* TASK TO CARRY OUT: From the material below, list every line containing "frac".

Lines of data:
>> START

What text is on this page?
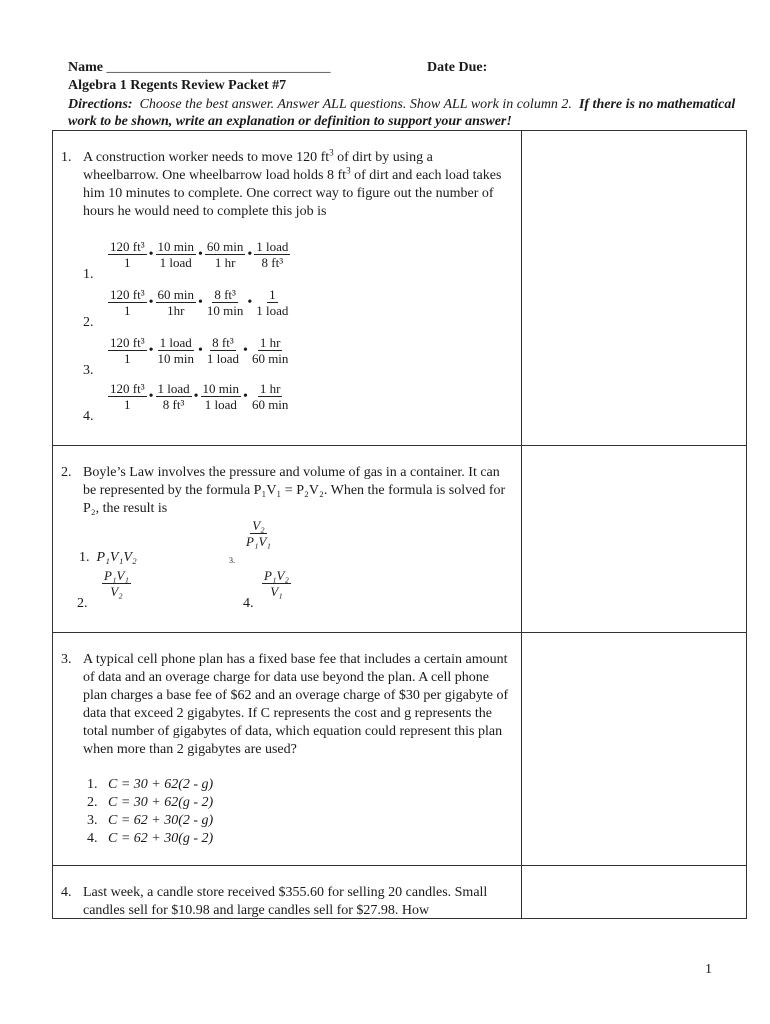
Name ________________________________	Date Due:
Algebra 1 Regents Review Packet #7
Directions: Choose the best answer. Answer ALL questions. Show ALL work in column 2. If there is no mathematical work to be shown, write an explanation or definition to support your answer!
1. A construction worker needs to move 120 $ft^3$ of dirt by using a wheelbarrow. One wheelbarrow load holds 8 $ft^3$ of dirt and each load takes him 10 minutes to complete. One correct way to figure out the number of hours he would need to complete this job is
$\frac{\text{120 ft³}}{1}$ • $\frac{10 \min}{\text{1 load}}$ • $\frac{60 \min}{1 hr}$ • $\frac{\text{1 load}}{\text{8 ft³}}$
1.
$\frac{\text{120 ft³}}{1}$ • $\frac{60 \min}{1hr}$ • $\frac{\text{8 ft³}}{10 \min}$ • $\frac{1}{\text{1 load}}$
2.
$\frac{\text{120 ft³}}{1}$ • $\frac{\text{1 load}}{10 \min}$ • $\frac{\text{8 ft³}}{\text{1 load}}$ • $\frac{1 hr}{60 \min}$
3.
$\frac{\text{120 ft³}}{1}$ • $\frac{\text{1 load}}{\text{8 ft³}}$ • $\frac{10 \min}{\text{1 load}}$ • $\frac{1 hr}{60 \min}$
4.
2. Boyle’s Law involves the pressure and volume of gas in a container. It can be represented by the formula P₁V₁ = P₂V₂. When the formula is solved for P₂, the result is
1. P₁V₁V₂
2.
$\frac{\text{P₁V₁}}{\text{V₂}}$
3.
$\frac{\text{V₂}}{\text{P₁V₁}}$
4.
$\frac{\text{P₁V₂}}{\text{V₁}}$
3. A typical cell phone plan has a fixed base fee that includes a certain amount of data and an overage charge for data use beyond the plan. A cell phone plan charges a base fee of $62 and an overage charge of $30 per gigabyte of data that exceed 2 gigabytes. If C represents the cost and g represents the total number of gigabytes of data, which equation could represent this plan when more than 2 gigabytes are used?
1. C = 30 + 62(2 - g)
2. C = 30 + 62(g - 2)
3. C = 62 + 30(2 - g)
4. C = 62 + 30(g - 2)
4. Last week, a candle store received $355.60 for selling 20 candles. Small candles sell for $10.98 and large candles sell for $27.98. How
1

>> END

* RESPONSE TO THIS EXERCISE:
$\frac{\text{120 ft³}}{1}$ • $\frac{10 \min}{\text{1 load}}$ • $\frac{60 \min}{1 hr}$ • $\frac{\text{1 load}}{\text{8 ft³}}$
$\frac{\text{120 ft³}}{1}$ • $\frac{60 \min}{1hr}$ • $\frac{\text{8 ft³}}{10 \min}$ • $\frac{1}{\text{1 load}}$
$\frac{\text{120 ft³}}{1}$ • $\frac{\text{1 load}}{10 \min}$ • $\frac{\text{8 ft³}}{\text{1 load}}$ • $\frac{1 hr}{60 \min}$
$\frac{\text{120 ft³}}{1}$ • $\frac{\text{1 load}}{\text{8 ft³}}$ • $\frac{10 \min}{\text{1 load}}$ • $\frac{1 hr}{60 \min}$
$\frac{\text{P₁V₁}}{\text{V₂}}$
$\frac{\text{V₂}}{\text{P₁V₁}}$
$\frac{\text{P₁V₂}}{\text{V₁}}$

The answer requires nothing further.